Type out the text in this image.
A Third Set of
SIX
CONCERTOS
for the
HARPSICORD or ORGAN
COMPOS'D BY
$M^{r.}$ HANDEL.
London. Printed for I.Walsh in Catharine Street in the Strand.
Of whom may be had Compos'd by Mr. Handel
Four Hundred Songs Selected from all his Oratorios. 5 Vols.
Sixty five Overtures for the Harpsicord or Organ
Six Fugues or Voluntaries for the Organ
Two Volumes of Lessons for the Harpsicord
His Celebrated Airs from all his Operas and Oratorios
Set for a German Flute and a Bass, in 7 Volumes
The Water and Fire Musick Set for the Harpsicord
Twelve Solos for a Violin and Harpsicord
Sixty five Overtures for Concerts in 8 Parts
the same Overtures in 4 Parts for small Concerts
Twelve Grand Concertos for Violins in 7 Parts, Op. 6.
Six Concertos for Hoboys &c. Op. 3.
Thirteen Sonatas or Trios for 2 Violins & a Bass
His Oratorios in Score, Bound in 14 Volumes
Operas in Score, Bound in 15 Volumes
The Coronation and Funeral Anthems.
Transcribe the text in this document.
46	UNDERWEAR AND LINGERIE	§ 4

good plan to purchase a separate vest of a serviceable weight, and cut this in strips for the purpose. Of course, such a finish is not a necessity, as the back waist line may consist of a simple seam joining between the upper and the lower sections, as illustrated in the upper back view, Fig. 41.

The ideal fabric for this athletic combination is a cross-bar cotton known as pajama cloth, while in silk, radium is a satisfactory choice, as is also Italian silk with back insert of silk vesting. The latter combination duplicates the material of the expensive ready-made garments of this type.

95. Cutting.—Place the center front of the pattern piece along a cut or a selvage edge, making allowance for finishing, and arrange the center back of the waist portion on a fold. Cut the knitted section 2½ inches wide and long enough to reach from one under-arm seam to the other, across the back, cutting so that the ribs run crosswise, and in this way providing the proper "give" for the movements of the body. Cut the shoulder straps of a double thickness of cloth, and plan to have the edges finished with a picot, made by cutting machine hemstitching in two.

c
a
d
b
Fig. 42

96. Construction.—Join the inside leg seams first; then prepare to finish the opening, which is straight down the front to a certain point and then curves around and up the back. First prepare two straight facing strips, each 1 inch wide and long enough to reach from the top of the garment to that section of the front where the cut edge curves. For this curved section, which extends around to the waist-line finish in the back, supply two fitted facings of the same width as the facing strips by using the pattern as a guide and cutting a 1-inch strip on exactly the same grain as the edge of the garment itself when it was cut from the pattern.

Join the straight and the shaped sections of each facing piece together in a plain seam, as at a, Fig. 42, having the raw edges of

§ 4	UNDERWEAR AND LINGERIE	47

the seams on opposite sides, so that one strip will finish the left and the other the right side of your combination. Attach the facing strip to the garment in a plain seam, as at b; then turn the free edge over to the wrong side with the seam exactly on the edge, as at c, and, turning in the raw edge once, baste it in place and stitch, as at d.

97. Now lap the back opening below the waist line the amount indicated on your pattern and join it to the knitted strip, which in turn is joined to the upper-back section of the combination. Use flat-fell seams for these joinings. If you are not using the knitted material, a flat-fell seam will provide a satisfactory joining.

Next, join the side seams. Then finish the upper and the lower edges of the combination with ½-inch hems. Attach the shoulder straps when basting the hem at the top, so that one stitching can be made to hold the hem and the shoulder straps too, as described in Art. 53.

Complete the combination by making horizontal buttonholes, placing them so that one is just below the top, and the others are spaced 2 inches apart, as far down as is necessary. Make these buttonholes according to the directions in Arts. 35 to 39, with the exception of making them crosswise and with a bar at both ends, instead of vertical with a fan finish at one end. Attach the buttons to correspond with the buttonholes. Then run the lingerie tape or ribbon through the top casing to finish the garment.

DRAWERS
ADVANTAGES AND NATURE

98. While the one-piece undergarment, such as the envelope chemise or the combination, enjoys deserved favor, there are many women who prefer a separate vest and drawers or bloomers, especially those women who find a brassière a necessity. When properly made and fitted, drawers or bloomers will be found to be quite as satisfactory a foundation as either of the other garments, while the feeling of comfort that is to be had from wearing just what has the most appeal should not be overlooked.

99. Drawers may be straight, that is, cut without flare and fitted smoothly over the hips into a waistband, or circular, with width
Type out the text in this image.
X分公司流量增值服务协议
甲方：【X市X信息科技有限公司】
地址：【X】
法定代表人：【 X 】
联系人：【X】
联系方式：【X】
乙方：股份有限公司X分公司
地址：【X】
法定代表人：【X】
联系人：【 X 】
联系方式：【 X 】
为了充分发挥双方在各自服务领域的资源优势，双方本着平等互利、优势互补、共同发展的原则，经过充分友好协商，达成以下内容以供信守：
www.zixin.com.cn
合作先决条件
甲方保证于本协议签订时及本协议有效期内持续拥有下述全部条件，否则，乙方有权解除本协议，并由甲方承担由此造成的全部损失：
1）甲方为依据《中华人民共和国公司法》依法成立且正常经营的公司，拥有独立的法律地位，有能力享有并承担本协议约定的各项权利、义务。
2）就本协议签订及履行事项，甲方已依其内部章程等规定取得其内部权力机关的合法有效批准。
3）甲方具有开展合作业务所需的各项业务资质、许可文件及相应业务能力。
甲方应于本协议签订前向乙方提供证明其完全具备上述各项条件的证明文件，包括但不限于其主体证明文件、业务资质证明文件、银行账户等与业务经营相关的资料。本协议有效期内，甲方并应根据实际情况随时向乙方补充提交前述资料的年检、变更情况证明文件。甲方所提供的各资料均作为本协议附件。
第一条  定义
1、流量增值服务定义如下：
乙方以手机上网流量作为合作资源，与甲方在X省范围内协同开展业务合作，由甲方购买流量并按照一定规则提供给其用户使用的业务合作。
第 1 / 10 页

-*-

DESCRIPTION OF THE TASK: Look through the records above and report how many lines hold the word "just", giving only the number.

RESULT FOR THIS TASK: 2